** begin **

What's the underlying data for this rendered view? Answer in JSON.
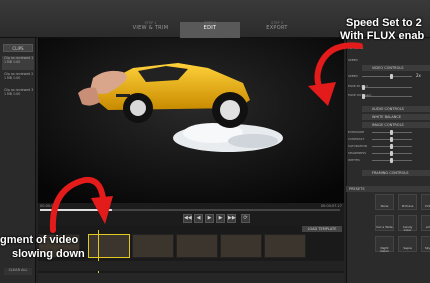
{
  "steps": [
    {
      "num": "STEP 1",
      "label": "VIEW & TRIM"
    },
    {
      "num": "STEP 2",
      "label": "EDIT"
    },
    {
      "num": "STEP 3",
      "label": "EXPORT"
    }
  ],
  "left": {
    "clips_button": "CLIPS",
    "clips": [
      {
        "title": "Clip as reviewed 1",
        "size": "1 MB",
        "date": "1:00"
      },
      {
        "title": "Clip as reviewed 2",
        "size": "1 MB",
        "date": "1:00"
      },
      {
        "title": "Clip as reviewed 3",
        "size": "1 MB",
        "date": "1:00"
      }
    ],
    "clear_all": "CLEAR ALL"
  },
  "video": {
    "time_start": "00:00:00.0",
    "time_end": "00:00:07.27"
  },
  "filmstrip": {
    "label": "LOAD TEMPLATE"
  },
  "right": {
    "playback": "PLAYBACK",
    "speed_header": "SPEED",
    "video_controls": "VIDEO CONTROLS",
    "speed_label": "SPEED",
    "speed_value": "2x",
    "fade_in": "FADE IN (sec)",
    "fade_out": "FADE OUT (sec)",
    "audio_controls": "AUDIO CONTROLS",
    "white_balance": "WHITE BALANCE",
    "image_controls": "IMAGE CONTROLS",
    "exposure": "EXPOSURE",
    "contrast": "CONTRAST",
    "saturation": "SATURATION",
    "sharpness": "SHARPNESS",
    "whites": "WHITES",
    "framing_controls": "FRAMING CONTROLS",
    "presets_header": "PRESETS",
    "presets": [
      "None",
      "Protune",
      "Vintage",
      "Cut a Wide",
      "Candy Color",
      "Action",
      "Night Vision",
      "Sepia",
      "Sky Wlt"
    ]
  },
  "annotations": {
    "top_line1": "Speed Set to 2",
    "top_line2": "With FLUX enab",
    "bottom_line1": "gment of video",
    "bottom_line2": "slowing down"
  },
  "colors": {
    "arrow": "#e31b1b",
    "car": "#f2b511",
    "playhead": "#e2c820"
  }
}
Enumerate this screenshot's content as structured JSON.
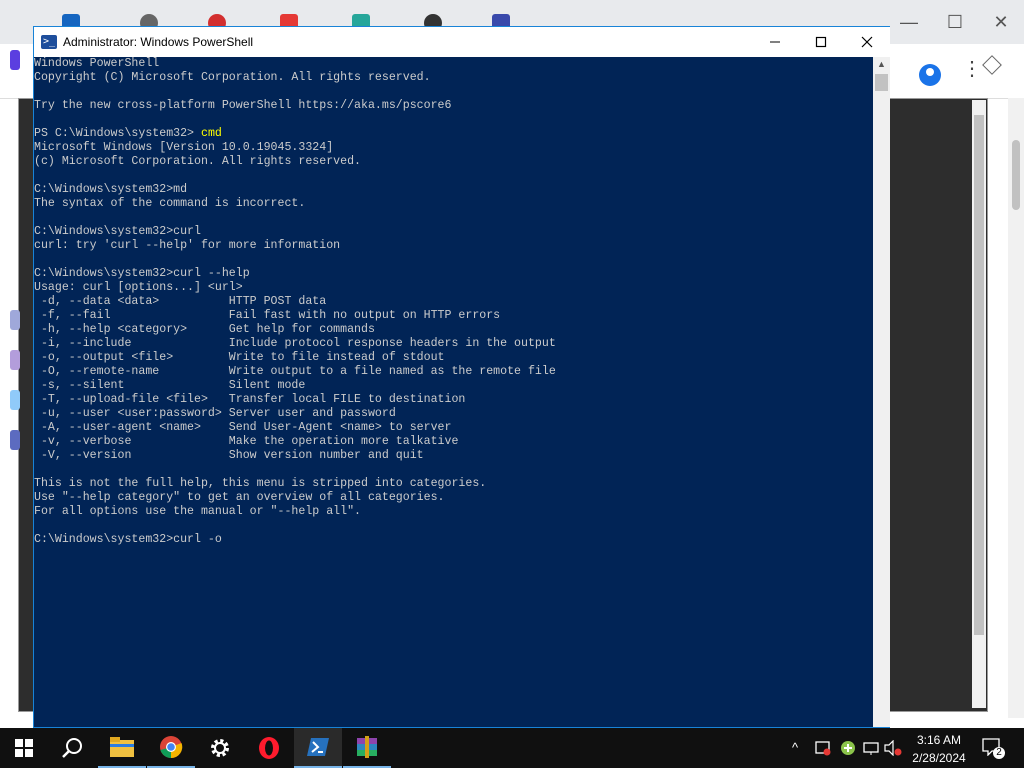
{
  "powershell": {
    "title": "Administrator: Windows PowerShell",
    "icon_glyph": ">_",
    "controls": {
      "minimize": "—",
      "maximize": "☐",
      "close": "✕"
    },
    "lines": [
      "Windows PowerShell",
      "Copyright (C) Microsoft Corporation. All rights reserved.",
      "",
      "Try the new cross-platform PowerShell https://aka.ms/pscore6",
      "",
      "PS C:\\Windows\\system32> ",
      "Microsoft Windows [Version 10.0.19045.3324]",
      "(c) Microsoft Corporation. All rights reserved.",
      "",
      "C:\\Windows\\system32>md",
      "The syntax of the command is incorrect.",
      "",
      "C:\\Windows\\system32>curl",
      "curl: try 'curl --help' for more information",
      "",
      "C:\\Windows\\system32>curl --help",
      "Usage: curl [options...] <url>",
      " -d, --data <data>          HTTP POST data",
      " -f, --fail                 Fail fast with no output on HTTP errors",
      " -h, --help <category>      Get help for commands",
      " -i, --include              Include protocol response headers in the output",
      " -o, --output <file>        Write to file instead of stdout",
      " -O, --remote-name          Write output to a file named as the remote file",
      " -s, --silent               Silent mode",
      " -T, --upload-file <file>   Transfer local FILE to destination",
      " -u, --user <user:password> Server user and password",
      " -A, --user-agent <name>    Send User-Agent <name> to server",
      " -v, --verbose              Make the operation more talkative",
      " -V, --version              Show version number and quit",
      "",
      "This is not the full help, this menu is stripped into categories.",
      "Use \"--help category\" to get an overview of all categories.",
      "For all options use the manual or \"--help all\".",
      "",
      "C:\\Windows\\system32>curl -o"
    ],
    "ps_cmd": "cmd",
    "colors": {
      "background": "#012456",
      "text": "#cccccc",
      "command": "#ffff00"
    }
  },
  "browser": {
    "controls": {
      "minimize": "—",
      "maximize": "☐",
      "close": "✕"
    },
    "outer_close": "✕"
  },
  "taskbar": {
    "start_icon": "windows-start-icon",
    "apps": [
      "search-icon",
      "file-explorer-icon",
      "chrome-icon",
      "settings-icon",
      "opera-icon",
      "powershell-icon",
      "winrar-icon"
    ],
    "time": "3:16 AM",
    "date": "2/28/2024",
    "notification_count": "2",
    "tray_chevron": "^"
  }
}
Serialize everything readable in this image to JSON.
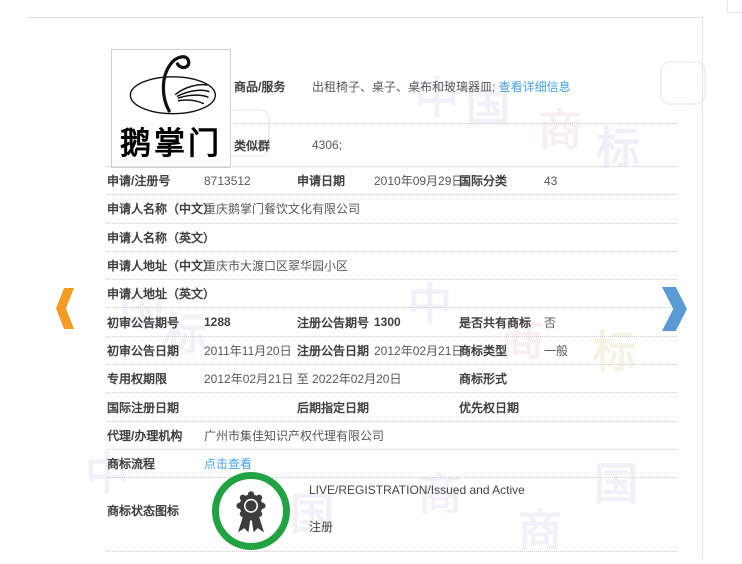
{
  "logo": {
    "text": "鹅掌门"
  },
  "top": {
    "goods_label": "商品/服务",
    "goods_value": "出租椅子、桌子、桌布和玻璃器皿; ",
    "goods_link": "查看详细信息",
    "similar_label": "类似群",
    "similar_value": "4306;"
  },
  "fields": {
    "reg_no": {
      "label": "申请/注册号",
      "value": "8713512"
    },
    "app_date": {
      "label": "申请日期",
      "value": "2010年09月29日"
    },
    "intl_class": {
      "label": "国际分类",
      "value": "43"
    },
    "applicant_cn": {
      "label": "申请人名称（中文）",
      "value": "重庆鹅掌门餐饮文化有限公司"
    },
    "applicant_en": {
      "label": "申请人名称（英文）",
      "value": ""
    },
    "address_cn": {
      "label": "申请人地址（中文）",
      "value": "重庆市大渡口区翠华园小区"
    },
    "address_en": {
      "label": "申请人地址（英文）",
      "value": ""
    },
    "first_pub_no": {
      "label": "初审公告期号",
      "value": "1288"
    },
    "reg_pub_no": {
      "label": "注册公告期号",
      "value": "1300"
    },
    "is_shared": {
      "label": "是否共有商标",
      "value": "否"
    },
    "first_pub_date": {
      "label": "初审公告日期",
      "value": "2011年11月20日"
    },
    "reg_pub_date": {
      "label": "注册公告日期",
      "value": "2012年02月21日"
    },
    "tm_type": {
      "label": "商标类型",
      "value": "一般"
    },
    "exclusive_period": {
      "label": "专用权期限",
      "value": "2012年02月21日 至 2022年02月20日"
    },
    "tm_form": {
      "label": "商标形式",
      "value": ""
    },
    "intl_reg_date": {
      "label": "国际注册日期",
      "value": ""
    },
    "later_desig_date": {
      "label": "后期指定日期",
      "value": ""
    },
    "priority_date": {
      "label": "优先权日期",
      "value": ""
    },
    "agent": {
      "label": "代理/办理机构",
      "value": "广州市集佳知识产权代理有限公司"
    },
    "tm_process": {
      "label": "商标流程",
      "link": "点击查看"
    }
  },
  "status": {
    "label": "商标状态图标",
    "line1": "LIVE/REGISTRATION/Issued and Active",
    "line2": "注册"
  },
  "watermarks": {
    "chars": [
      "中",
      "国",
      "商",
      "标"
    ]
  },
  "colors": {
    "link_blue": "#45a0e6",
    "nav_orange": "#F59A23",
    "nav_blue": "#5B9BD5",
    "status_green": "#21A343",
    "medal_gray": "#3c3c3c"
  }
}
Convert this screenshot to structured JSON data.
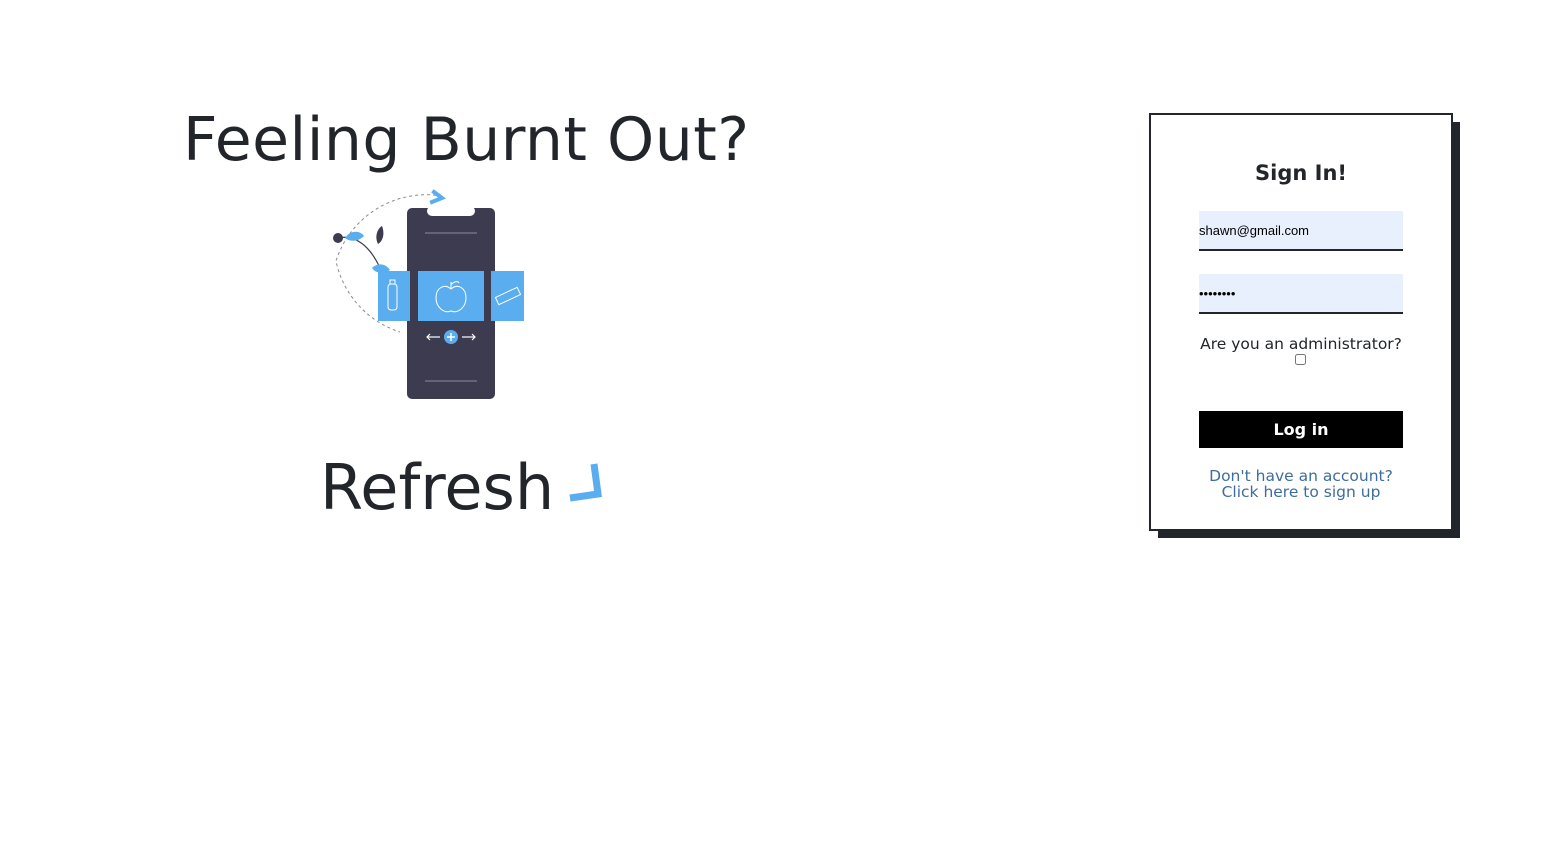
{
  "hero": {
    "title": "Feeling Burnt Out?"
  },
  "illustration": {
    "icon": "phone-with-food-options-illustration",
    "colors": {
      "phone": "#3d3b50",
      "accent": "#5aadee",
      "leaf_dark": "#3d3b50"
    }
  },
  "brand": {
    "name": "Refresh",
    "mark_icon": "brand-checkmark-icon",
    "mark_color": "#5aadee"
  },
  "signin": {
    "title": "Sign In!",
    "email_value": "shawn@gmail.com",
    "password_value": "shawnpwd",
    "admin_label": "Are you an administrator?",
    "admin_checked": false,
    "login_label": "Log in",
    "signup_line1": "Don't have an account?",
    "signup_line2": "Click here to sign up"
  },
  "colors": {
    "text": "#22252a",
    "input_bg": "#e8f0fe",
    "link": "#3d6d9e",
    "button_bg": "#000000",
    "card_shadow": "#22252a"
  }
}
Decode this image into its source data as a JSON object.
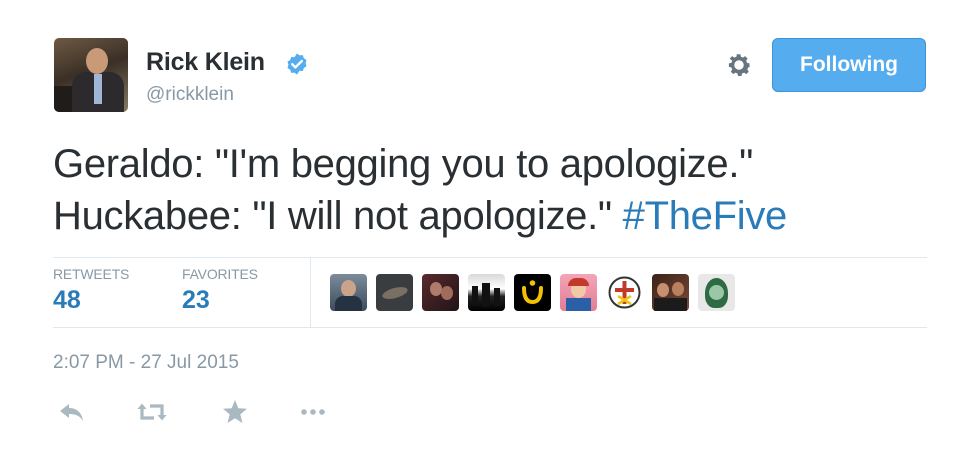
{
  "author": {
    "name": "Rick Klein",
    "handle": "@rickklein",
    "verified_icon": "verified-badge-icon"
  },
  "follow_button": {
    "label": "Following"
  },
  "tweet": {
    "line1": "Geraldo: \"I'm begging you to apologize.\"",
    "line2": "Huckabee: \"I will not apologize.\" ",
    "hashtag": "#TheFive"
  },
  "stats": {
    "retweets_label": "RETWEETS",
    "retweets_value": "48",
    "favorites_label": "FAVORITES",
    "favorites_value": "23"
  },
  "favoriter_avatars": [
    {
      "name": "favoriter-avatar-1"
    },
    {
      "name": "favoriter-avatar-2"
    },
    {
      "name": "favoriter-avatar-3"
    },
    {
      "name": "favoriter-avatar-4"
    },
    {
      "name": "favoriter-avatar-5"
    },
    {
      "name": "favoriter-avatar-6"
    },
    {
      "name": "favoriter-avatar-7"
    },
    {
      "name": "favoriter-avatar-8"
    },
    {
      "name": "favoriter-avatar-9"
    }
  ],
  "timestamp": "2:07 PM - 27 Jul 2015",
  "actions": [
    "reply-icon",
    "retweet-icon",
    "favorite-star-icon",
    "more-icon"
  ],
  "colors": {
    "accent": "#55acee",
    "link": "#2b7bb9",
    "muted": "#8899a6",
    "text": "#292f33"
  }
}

** end **

→ TASK DETAILS: Go through the entries above and pull out each line with "data" in it.

→ SOLUTION:
What's the underlying data for this rendered view? Answer in JSON.
      " -d, --data <data>          HTTP POST data",
Convert this screenshot to structured JSON data.
Decode this image into its source data as a JSON object.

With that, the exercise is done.